Given instruction
Report, word for word, every line of the material that contains "Ausreißer".

─── Material to process ───

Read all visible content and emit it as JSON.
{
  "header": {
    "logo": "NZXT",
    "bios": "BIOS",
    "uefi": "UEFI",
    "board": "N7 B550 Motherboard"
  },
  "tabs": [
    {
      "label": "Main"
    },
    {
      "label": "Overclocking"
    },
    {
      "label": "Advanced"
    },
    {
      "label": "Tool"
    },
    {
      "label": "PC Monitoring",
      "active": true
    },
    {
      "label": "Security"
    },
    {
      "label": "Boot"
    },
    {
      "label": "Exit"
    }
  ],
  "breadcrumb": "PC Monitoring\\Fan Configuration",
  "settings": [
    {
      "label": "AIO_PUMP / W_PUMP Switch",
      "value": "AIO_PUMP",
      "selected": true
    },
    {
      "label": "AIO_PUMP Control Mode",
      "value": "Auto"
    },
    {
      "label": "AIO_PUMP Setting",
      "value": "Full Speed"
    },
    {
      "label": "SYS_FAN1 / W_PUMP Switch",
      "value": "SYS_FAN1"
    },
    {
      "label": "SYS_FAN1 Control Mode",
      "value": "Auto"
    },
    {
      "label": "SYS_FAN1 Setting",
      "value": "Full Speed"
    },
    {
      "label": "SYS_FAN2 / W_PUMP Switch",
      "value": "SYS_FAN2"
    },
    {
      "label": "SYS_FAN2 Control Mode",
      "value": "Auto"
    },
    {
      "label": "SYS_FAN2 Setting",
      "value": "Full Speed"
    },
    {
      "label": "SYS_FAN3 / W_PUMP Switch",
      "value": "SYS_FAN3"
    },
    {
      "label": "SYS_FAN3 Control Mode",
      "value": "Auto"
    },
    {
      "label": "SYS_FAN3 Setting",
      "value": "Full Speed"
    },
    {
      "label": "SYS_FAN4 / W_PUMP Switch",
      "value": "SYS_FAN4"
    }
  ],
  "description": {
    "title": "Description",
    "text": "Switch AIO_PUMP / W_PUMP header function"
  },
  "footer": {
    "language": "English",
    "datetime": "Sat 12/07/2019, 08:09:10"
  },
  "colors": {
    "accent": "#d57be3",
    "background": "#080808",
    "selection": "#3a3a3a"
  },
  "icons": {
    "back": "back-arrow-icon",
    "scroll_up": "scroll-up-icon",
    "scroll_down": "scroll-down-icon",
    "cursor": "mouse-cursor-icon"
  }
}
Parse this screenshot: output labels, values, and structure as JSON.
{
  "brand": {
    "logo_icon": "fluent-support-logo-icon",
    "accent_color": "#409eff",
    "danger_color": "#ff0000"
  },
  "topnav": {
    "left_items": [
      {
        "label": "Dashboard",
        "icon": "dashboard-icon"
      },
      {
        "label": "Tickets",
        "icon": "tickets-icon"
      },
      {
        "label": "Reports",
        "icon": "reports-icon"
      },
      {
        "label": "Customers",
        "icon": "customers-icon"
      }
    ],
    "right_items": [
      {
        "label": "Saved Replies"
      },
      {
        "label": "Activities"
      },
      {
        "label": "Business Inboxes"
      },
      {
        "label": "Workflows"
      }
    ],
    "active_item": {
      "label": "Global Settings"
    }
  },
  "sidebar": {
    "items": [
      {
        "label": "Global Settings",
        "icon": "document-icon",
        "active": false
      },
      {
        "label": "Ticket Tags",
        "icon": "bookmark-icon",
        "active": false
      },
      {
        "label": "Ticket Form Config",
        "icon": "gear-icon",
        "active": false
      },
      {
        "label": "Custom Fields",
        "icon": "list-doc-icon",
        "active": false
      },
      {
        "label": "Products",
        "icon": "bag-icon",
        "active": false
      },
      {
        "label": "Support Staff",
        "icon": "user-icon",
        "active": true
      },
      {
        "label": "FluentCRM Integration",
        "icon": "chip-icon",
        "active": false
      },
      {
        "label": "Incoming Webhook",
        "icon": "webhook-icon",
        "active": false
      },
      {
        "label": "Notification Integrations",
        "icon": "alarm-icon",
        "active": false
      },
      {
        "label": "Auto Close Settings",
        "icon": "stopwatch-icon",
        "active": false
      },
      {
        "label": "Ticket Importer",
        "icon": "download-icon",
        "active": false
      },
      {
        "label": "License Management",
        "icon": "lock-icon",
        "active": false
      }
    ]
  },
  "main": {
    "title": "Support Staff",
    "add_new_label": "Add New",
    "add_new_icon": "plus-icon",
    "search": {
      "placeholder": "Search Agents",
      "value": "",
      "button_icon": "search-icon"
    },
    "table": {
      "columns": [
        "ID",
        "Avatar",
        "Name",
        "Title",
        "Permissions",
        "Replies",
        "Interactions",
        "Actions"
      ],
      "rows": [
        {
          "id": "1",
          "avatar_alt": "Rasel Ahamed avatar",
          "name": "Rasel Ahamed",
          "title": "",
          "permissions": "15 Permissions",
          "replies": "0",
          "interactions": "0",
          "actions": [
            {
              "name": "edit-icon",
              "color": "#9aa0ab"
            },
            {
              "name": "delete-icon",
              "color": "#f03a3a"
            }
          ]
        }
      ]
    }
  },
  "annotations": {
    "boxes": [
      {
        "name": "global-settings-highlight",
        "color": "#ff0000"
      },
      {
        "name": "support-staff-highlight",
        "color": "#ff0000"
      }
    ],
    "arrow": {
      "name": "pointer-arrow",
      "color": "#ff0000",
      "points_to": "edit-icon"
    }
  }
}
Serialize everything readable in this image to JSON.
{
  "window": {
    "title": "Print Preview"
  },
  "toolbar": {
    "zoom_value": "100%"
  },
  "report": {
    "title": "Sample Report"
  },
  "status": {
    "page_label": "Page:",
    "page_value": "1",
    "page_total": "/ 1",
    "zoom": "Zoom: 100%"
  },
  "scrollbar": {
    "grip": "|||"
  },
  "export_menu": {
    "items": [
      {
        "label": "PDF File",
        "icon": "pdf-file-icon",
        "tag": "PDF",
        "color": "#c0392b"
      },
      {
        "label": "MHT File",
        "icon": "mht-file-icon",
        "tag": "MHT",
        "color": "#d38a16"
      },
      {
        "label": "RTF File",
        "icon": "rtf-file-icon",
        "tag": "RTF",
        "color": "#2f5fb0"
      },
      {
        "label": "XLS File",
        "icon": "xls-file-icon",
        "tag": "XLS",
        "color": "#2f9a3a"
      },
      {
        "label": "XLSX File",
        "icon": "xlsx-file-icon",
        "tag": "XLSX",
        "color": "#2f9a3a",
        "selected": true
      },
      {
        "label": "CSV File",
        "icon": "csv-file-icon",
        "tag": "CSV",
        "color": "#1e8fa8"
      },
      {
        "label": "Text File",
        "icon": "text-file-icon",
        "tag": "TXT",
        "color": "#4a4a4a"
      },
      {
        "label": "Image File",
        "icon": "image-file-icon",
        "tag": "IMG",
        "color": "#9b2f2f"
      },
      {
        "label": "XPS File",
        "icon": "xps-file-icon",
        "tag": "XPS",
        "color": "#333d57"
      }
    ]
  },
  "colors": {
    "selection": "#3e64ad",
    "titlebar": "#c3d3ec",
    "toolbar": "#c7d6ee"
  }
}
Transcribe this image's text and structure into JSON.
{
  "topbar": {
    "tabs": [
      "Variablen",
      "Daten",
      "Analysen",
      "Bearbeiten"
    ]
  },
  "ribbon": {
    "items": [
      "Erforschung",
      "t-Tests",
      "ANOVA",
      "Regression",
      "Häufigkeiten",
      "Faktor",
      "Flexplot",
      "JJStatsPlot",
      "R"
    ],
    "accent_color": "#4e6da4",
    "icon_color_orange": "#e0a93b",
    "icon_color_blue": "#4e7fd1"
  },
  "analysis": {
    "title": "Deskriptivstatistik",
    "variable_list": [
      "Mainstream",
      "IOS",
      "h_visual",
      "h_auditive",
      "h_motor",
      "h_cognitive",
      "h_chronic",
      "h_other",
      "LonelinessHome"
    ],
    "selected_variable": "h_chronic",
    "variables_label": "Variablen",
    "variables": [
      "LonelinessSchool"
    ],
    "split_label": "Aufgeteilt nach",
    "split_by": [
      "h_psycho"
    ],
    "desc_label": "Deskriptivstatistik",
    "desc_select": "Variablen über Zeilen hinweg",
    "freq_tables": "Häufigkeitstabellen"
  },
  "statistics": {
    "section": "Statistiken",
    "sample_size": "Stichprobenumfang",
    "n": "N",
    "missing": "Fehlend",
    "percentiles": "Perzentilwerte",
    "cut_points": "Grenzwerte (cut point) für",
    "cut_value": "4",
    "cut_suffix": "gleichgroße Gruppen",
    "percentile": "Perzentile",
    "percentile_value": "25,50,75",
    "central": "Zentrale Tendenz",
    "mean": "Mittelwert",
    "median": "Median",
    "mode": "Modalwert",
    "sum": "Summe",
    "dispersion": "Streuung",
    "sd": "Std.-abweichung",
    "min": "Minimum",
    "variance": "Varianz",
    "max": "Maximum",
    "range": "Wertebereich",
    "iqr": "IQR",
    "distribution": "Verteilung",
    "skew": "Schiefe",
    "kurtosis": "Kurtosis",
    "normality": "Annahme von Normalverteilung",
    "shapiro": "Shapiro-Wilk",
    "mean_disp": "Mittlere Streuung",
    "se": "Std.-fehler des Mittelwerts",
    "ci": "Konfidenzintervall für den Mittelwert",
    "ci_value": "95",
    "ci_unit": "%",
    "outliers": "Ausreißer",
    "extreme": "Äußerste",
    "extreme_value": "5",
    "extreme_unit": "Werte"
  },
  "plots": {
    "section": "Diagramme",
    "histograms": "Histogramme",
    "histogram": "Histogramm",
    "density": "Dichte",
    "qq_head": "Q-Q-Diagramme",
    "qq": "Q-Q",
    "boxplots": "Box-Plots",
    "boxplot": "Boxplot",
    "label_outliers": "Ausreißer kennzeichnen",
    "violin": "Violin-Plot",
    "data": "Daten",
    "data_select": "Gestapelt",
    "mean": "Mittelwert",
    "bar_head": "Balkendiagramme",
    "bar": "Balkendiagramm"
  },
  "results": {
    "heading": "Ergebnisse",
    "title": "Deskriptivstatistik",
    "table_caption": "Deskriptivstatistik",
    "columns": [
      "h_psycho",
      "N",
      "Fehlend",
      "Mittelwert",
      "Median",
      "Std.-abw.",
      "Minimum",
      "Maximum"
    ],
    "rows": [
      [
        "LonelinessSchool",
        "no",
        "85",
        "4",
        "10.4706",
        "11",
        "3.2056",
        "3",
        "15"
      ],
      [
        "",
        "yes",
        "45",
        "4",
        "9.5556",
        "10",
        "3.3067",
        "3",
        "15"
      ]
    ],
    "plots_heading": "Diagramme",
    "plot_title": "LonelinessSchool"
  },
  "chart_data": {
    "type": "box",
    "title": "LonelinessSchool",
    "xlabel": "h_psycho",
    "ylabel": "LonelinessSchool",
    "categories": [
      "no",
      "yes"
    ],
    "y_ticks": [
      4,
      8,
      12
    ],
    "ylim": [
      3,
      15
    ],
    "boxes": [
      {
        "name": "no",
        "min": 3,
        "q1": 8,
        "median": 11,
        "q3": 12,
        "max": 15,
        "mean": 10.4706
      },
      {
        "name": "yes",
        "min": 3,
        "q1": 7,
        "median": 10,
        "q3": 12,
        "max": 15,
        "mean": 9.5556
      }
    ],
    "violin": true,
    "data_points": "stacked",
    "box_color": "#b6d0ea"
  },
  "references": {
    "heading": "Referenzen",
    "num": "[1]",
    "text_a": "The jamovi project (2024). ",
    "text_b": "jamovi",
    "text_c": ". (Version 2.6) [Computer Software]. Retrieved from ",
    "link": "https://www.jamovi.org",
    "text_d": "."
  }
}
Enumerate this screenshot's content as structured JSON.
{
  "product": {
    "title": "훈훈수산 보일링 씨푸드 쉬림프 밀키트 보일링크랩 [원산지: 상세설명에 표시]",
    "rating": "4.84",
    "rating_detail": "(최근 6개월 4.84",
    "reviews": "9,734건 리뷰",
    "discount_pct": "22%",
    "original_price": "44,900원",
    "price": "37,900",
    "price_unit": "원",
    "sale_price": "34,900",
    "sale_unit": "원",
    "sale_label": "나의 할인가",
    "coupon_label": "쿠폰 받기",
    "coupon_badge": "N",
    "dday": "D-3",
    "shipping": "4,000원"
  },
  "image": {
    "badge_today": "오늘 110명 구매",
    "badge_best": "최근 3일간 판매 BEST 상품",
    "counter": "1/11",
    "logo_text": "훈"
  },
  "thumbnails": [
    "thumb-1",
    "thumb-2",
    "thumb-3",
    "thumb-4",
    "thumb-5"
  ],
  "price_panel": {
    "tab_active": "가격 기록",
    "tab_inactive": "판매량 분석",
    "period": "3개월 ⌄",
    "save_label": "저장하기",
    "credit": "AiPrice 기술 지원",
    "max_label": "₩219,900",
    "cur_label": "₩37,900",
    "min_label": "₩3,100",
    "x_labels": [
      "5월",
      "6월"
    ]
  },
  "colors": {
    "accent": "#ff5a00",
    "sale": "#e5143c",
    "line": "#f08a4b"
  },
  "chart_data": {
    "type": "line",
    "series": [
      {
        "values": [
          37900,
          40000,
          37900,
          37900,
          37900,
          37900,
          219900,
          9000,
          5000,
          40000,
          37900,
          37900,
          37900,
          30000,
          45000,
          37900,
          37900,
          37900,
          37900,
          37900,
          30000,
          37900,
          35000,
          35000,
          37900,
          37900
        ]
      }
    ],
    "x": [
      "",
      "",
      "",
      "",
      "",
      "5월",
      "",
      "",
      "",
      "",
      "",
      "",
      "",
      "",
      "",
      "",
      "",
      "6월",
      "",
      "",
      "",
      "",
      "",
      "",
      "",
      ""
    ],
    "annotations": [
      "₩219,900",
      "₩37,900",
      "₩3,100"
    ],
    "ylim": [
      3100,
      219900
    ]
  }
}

───

Result
    "outliers": "Ausreißer",
    "label_outliers": "Ausreißer kennzeichnen",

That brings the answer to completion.